╭─ Records for the task

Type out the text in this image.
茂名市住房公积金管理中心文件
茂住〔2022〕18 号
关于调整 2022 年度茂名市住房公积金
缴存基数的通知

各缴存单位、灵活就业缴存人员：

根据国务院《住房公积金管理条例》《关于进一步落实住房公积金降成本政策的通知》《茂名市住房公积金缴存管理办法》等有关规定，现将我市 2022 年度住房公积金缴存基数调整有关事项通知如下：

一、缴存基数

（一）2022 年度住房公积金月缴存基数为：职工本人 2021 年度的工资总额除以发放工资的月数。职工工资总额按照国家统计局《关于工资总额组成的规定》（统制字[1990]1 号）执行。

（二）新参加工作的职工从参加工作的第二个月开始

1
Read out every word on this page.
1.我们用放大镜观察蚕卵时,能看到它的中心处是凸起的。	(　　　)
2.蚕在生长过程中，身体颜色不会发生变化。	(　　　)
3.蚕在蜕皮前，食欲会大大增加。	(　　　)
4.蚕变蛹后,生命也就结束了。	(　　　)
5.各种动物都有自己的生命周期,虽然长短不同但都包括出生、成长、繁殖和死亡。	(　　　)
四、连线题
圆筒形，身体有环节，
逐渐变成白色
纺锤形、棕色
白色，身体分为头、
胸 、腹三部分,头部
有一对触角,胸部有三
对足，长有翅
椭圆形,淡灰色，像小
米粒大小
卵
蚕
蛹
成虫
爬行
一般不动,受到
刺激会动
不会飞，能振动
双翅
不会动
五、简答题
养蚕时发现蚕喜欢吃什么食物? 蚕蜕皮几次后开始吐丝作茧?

╰─

**Task instructions**.
Using the records above, find and show each line with the string "this".

**Right answer**.
Type out the text in this image.
Read out every word on this page.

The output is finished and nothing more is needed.